[Exercise data]
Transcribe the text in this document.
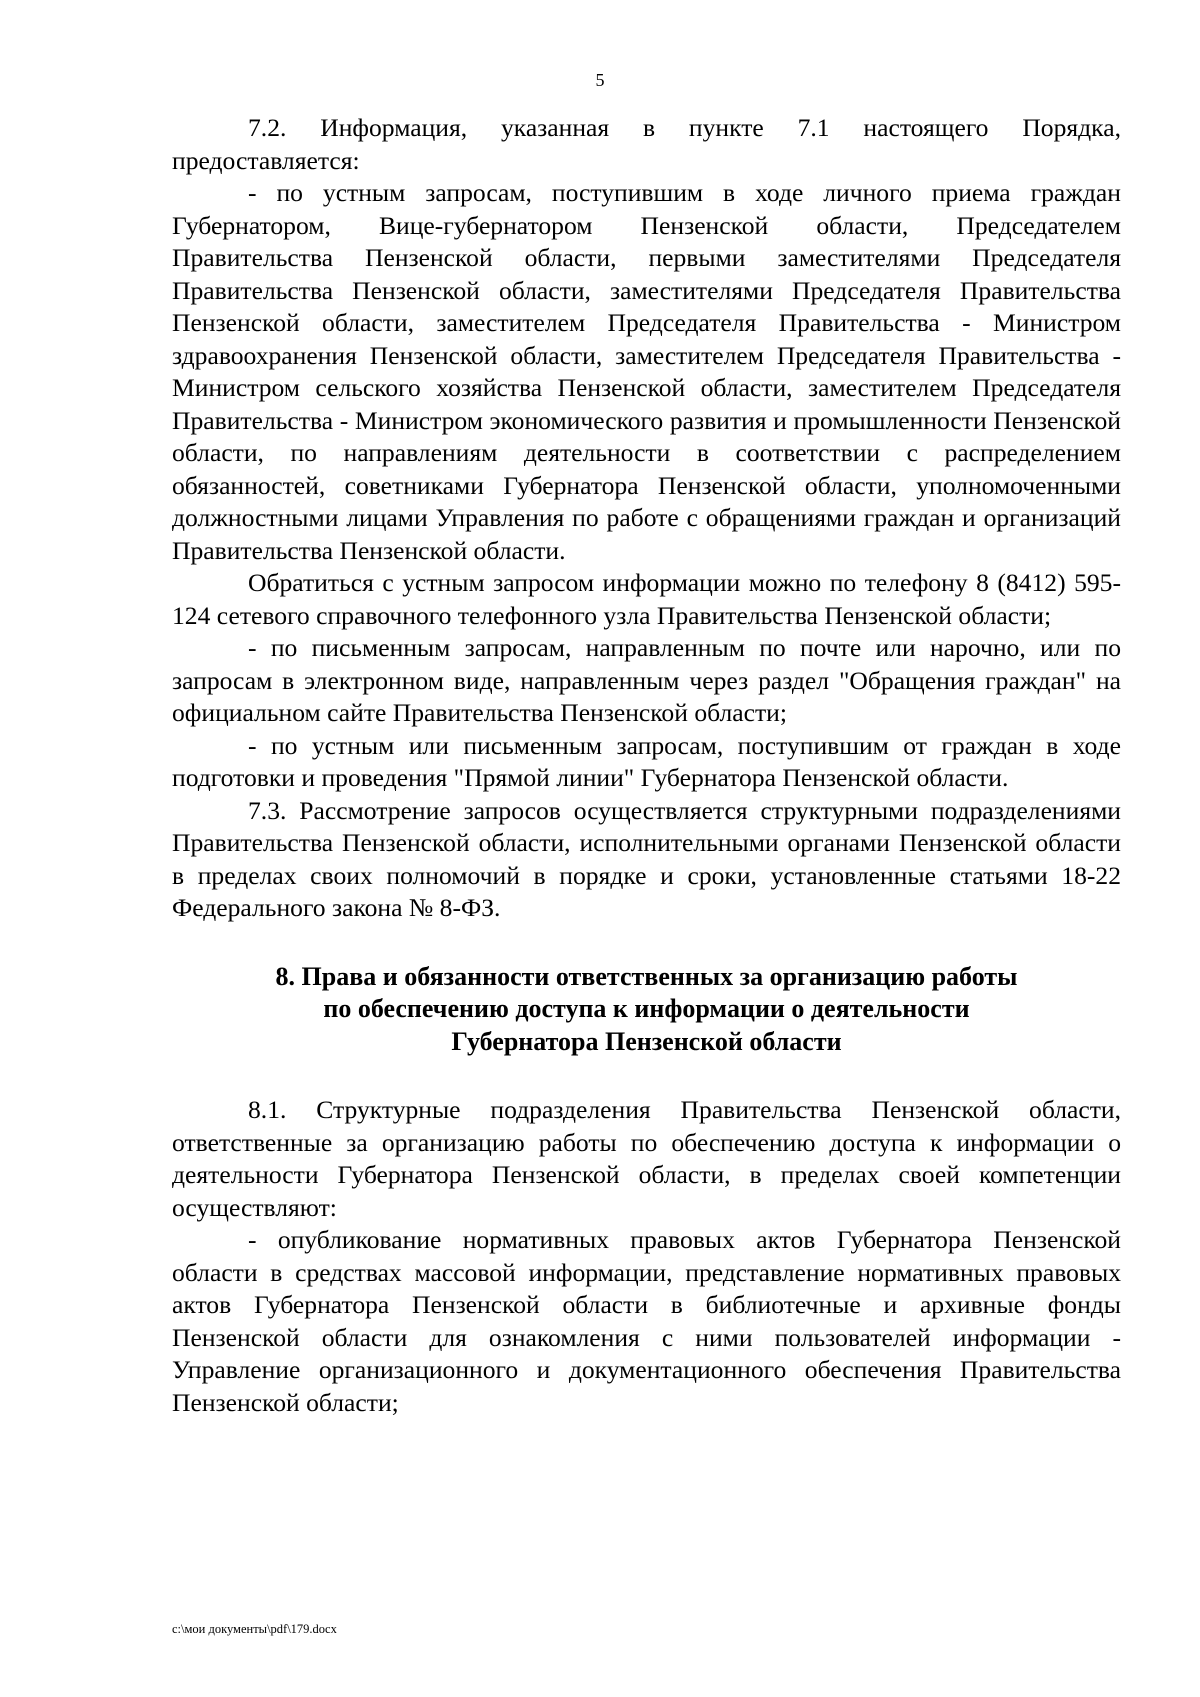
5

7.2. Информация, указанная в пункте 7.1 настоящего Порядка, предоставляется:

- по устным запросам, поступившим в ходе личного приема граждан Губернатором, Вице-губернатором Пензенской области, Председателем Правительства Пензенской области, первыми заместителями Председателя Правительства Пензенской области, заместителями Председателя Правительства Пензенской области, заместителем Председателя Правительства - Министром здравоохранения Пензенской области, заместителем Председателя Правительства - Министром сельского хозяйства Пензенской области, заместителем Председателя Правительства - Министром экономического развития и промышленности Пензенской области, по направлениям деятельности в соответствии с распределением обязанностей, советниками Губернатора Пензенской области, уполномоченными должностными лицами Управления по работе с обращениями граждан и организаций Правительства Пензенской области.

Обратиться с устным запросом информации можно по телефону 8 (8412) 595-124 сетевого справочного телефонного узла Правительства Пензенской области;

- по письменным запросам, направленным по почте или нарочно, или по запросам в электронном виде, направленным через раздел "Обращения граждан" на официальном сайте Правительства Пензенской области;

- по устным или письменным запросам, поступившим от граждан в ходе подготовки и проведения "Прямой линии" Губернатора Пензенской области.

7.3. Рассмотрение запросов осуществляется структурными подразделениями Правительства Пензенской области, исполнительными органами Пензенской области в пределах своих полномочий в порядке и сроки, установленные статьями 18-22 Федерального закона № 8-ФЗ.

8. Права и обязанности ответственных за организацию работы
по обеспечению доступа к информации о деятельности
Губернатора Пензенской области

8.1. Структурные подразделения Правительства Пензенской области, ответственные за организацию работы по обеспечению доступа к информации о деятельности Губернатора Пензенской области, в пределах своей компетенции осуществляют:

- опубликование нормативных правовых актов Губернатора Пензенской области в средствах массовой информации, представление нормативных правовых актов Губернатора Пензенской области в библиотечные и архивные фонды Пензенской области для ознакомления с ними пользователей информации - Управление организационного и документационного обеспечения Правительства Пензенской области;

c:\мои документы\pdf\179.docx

* * *

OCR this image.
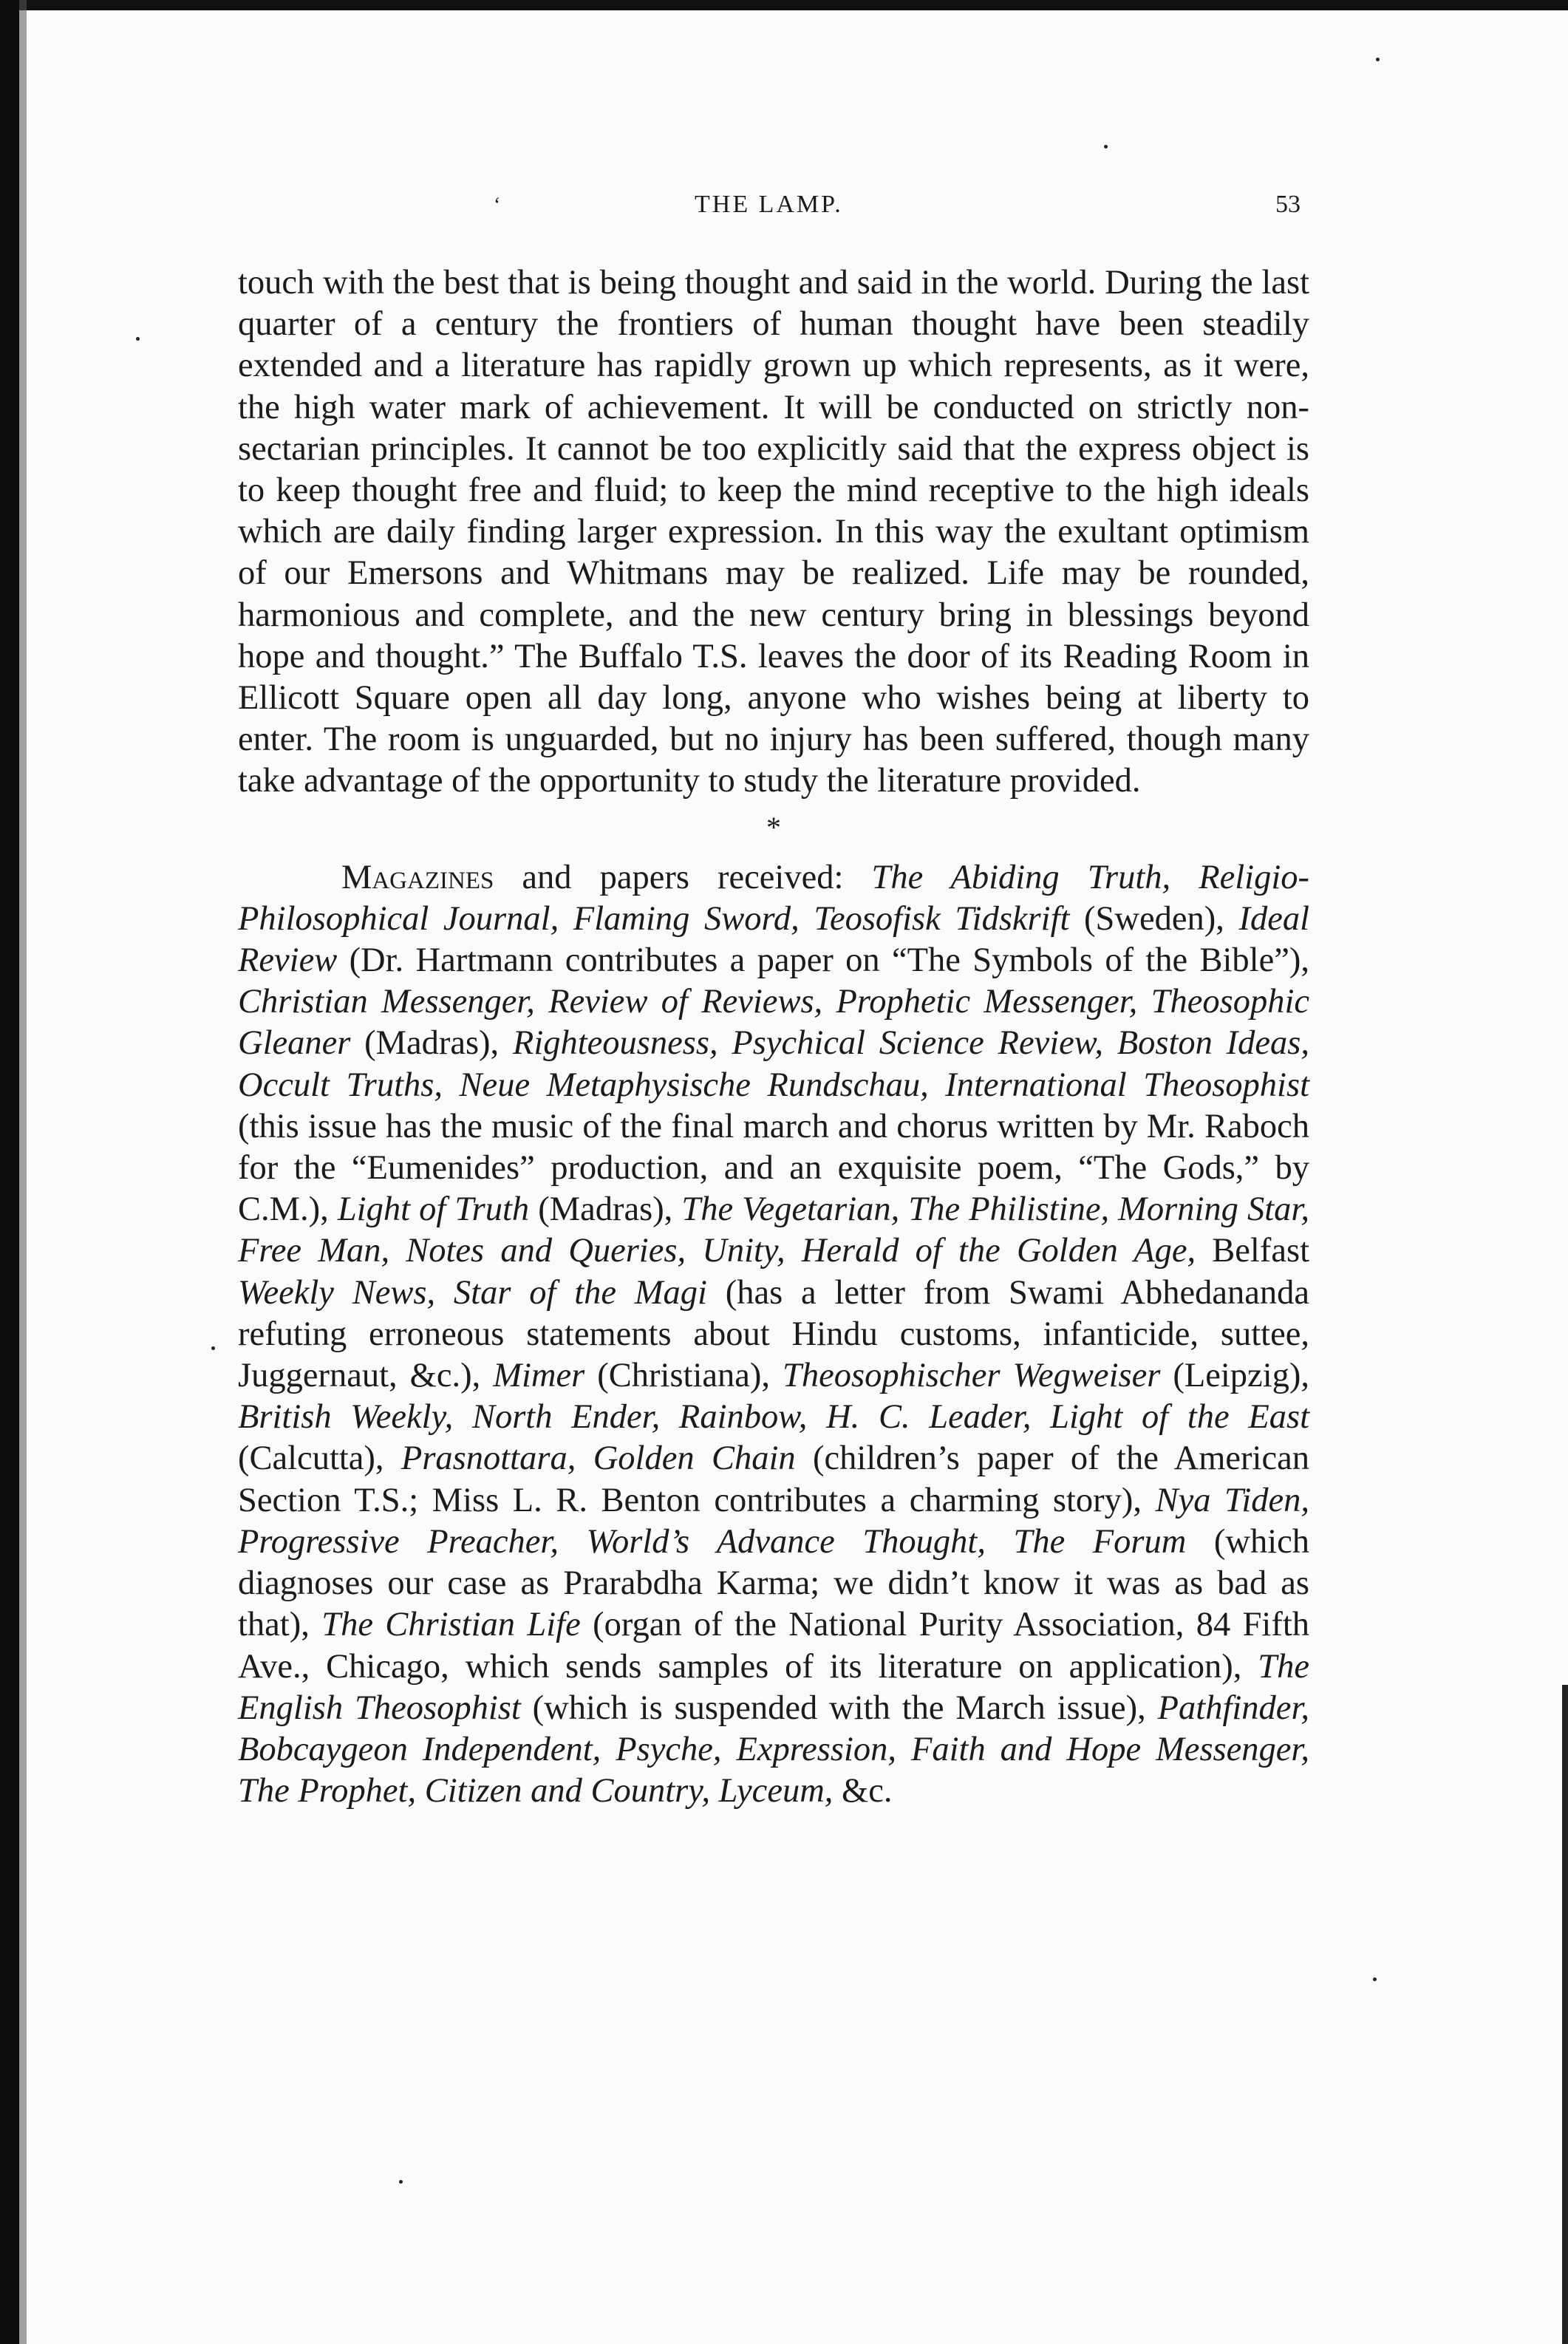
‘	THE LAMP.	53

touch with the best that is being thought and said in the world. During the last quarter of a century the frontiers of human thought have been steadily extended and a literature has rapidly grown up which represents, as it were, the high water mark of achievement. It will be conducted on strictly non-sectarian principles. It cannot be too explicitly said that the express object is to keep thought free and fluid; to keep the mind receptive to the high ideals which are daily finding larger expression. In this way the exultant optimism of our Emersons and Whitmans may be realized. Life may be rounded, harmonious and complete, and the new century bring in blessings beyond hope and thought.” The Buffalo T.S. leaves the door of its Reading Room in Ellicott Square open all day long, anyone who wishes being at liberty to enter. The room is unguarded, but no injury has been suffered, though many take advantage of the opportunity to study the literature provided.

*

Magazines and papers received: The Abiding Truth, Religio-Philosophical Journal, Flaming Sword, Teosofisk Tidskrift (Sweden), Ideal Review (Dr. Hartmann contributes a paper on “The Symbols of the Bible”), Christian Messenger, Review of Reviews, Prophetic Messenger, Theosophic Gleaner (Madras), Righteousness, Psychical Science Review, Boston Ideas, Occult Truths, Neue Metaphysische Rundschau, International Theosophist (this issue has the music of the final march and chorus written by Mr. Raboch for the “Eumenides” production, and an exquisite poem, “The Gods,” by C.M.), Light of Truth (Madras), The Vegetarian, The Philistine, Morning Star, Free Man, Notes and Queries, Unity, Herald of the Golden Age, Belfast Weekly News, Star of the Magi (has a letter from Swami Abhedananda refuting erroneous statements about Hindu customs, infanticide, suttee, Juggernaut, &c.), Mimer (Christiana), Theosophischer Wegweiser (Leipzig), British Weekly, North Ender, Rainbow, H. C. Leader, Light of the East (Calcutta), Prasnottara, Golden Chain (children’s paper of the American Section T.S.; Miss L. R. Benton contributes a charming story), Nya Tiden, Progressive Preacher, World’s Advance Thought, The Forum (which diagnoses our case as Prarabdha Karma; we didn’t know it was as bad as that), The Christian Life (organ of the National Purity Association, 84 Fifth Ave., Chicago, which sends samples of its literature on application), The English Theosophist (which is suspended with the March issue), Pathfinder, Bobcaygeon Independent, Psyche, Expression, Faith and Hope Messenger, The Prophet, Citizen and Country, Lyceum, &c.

[Stated exercise] Give the count of lines in the records that contain "обеспечению", and no other text.

[Solution to the exercise] 2